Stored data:
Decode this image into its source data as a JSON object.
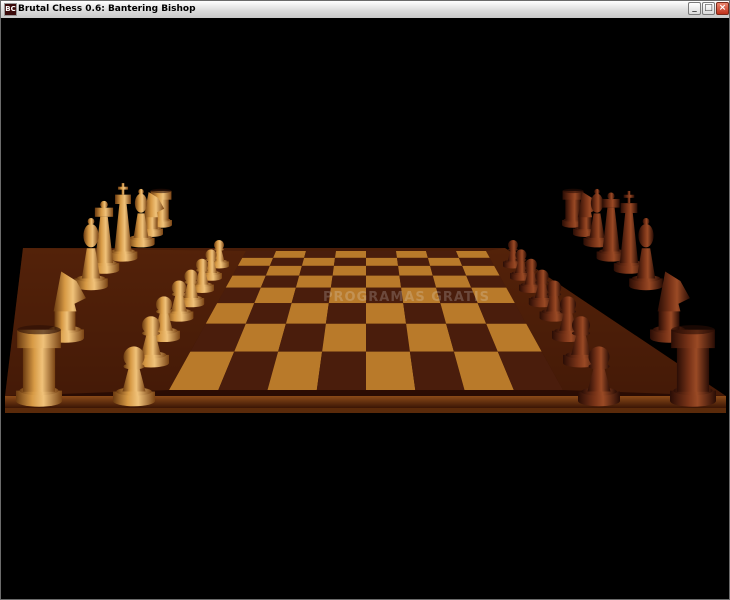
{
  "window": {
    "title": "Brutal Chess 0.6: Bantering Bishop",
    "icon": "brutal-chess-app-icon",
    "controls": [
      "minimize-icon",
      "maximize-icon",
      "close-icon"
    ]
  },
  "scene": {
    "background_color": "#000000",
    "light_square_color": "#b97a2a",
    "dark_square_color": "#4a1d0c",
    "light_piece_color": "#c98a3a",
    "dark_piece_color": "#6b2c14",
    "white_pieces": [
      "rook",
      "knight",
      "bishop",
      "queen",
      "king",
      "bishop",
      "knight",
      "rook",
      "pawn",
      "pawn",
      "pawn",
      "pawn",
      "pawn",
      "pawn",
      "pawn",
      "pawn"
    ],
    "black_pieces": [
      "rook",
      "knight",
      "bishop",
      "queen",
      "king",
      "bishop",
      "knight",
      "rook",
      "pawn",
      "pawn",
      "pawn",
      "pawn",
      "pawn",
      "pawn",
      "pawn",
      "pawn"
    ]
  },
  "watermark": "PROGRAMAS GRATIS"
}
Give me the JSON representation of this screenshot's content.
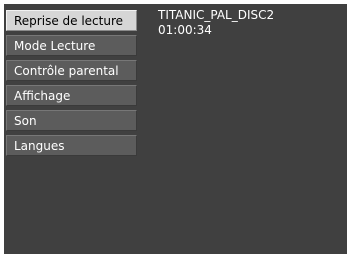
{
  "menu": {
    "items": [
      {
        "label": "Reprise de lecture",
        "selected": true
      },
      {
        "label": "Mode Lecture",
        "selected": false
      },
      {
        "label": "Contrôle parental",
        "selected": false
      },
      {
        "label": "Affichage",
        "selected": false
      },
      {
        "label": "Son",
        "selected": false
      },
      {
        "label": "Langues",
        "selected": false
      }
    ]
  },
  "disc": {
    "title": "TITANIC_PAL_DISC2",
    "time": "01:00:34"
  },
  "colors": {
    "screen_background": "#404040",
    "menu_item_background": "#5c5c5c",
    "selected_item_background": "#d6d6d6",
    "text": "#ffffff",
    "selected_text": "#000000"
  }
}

--

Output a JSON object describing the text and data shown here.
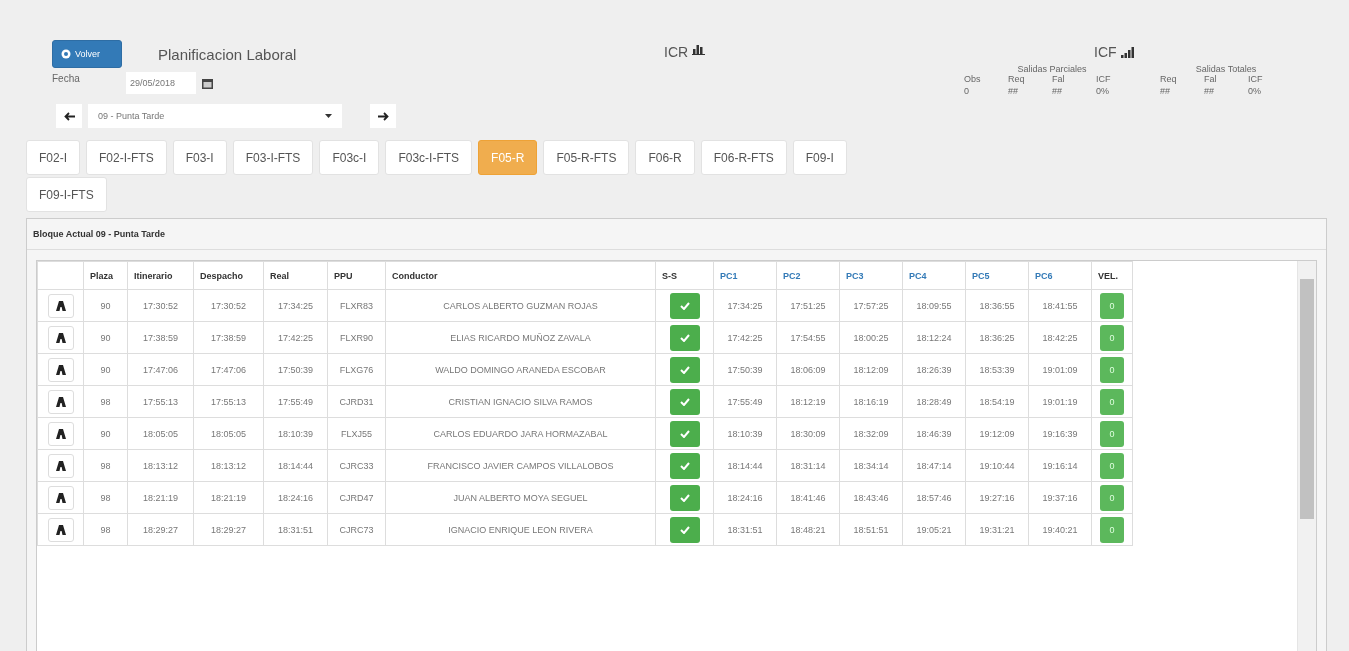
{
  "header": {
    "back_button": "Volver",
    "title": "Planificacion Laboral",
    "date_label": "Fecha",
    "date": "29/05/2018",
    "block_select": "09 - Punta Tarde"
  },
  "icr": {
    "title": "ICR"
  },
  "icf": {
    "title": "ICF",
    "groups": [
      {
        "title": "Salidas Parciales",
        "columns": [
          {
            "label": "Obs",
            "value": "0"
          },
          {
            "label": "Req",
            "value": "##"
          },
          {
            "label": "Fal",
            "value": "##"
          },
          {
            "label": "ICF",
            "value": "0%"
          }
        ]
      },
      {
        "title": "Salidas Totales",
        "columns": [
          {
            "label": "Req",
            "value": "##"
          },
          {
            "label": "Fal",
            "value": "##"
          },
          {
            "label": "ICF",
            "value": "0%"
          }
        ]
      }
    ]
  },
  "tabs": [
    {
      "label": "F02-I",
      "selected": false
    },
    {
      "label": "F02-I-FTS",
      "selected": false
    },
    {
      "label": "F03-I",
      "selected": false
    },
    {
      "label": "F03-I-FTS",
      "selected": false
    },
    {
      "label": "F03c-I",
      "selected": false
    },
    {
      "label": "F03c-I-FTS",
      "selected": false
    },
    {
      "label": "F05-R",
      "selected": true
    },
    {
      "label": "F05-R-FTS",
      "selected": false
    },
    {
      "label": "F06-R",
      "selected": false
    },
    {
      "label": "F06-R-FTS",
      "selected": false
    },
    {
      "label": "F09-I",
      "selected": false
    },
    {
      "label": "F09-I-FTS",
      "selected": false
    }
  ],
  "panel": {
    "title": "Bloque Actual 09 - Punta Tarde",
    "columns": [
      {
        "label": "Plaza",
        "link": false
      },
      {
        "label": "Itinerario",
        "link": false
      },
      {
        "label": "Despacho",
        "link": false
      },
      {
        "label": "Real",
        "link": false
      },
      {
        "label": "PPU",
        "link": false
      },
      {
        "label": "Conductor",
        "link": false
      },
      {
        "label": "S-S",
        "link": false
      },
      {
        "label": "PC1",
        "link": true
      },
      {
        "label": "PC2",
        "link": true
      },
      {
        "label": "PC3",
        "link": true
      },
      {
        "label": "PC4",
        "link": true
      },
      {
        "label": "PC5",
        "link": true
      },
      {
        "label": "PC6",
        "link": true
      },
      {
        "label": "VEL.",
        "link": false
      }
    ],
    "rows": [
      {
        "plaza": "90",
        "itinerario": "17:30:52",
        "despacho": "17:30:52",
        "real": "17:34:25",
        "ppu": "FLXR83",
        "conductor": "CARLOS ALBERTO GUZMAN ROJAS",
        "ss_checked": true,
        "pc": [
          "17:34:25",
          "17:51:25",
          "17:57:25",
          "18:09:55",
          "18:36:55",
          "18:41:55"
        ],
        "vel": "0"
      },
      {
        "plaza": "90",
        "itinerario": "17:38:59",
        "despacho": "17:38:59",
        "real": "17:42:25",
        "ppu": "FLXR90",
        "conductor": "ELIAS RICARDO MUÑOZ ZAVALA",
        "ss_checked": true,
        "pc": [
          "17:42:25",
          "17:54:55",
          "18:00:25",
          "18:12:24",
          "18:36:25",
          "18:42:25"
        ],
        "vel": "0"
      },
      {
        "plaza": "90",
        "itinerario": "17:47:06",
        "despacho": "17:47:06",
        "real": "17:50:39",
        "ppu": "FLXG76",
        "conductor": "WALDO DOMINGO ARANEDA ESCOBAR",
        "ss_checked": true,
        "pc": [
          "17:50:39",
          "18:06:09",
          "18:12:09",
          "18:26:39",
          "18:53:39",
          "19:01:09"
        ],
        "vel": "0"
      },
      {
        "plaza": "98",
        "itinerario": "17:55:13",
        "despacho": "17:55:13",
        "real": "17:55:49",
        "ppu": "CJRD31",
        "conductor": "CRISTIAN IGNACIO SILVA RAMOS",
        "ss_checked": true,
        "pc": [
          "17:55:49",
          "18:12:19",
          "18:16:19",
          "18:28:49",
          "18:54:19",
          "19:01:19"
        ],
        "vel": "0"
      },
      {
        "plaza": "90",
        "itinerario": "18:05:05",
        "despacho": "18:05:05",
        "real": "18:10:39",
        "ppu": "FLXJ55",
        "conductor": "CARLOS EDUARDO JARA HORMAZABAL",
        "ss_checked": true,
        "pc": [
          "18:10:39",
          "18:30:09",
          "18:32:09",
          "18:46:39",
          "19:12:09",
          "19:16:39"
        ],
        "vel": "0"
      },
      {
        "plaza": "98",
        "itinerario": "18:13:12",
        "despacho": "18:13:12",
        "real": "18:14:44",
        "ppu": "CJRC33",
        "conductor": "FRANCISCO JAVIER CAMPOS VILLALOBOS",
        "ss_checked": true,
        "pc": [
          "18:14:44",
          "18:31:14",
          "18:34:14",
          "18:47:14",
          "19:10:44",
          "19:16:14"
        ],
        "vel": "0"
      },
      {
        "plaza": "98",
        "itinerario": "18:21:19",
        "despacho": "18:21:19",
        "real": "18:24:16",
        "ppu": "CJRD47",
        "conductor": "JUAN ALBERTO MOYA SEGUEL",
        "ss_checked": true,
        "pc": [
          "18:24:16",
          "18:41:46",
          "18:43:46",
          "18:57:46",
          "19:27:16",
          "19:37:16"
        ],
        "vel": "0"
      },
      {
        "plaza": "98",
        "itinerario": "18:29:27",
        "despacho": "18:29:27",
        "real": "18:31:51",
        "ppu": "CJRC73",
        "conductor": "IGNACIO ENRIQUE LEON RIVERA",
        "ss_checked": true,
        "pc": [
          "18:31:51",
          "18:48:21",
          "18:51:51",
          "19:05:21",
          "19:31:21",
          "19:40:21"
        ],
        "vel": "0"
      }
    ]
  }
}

BRIEF:
In the entries above, find each line with the word "IGNACIO" and copy it.

THE RESULT:
        "conductor": "CRISTIAN IGNACIO SILVA RAMOS",
        "conductor": "IGNACIO ENRIQUE LEON RIVERA",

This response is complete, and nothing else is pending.